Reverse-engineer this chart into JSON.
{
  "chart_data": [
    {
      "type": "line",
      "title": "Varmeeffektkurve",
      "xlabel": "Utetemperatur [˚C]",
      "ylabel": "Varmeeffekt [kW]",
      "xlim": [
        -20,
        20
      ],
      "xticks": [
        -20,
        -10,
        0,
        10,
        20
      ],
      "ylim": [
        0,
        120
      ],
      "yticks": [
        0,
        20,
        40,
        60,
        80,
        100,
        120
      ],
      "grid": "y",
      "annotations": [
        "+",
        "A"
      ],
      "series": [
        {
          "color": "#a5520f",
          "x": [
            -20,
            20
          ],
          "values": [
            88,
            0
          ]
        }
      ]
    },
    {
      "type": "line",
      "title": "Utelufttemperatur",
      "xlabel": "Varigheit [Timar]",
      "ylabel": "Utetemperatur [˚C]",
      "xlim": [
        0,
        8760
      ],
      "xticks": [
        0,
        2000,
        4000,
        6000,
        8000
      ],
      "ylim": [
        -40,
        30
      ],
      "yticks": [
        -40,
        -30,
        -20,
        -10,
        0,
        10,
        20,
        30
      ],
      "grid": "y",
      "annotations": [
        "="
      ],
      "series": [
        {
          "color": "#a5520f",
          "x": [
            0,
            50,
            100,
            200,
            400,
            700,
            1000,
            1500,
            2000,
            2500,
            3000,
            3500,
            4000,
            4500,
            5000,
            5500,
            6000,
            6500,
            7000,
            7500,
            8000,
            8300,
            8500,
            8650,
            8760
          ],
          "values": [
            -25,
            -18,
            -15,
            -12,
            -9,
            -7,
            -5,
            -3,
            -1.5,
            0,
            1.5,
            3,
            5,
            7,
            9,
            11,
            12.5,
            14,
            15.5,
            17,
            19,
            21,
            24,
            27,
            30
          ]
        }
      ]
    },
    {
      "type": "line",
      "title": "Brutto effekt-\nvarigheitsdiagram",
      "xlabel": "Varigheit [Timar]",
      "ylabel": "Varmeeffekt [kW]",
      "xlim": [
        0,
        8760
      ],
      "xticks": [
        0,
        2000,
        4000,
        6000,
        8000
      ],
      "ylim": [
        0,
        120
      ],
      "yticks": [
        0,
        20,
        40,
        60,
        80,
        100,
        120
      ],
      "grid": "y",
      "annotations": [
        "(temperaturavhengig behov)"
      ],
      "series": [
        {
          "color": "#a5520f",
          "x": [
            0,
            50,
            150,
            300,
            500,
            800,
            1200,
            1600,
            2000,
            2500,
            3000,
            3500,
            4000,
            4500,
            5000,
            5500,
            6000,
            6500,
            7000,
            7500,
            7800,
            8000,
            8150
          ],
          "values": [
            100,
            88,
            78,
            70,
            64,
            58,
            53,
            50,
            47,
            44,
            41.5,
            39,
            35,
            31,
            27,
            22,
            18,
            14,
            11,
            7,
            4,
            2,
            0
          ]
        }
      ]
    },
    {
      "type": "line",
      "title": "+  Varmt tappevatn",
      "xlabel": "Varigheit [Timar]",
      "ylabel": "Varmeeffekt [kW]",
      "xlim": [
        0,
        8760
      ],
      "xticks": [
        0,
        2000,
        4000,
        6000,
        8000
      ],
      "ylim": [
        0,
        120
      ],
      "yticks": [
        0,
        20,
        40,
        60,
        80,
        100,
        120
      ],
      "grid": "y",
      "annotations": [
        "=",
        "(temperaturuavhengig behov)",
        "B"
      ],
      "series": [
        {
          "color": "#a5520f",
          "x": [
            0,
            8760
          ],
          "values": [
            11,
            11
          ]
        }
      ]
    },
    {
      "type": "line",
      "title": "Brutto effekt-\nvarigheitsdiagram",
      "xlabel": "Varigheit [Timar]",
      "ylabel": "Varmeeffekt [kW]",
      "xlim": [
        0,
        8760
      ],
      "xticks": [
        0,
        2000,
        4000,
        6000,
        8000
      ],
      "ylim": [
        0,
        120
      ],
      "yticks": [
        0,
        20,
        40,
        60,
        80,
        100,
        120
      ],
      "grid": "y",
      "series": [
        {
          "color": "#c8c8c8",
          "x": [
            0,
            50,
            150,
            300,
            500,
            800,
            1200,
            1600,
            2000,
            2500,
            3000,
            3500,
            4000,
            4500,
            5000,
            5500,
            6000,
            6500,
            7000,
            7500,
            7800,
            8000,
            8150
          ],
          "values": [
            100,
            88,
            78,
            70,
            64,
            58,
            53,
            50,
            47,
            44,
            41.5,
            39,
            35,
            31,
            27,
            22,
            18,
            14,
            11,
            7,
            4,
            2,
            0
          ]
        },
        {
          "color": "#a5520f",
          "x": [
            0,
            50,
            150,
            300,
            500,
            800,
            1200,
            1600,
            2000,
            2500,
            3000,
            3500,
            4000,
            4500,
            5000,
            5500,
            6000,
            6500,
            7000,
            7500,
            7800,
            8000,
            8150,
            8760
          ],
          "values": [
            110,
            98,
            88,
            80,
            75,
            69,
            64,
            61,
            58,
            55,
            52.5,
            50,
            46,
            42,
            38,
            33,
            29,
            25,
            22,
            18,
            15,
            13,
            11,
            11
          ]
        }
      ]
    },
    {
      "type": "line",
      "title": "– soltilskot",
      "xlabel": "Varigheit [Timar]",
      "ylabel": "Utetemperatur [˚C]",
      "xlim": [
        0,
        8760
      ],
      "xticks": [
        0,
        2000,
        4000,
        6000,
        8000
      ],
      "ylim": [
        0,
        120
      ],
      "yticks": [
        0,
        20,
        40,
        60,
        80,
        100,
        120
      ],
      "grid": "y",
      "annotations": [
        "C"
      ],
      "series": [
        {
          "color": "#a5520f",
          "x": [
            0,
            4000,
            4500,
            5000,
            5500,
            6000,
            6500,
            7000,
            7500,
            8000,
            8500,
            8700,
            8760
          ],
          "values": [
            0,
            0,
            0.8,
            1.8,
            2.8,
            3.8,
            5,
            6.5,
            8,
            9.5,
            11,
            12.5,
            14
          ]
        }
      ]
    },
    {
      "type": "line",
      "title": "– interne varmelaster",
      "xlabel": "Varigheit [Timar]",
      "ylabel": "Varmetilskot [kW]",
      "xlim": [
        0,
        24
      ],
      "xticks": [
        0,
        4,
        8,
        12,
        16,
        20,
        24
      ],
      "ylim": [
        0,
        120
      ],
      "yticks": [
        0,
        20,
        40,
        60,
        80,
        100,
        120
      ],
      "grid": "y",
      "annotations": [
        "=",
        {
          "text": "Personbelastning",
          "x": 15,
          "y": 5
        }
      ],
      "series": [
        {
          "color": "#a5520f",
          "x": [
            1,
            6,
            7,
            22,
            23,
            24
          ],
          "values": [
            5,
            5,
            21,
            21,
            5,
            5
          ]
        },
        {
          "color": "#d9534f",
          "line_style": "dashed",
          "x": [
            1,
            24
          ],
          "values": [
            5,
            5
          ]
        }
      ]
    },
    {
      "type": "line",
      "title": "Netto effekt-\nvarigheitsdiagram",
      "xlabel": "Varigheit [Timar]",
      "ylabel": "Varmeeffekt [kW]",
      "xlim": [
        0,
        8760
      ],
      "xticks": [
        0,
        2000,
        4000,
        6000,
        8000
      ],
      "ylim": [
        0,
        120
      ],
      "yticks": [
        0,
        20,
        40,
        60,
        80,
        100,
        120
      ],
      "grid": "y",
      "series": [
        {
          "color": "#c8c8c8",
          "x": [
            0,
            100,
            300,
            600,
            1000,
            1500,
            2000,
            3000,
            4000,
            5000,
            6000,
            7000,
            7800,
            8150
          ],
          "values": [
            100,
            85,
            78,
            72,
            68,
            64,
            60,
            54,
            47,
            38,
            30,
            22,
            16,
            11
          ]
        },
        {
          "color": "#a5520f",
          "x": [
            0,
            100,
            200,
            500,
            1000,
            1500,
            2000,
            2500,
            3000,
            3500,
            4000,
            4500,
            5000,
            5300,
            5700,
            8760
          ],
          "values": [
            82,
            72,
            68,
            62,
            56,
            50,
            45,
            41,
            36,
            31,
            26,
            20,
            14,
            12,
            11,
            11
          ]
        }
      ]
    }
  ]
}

Task prompt |
Find the lines holding "behov" and list every one.

Response |
        "(temperaturavhengig behov)"
        "(temperaturuavhengig behov)",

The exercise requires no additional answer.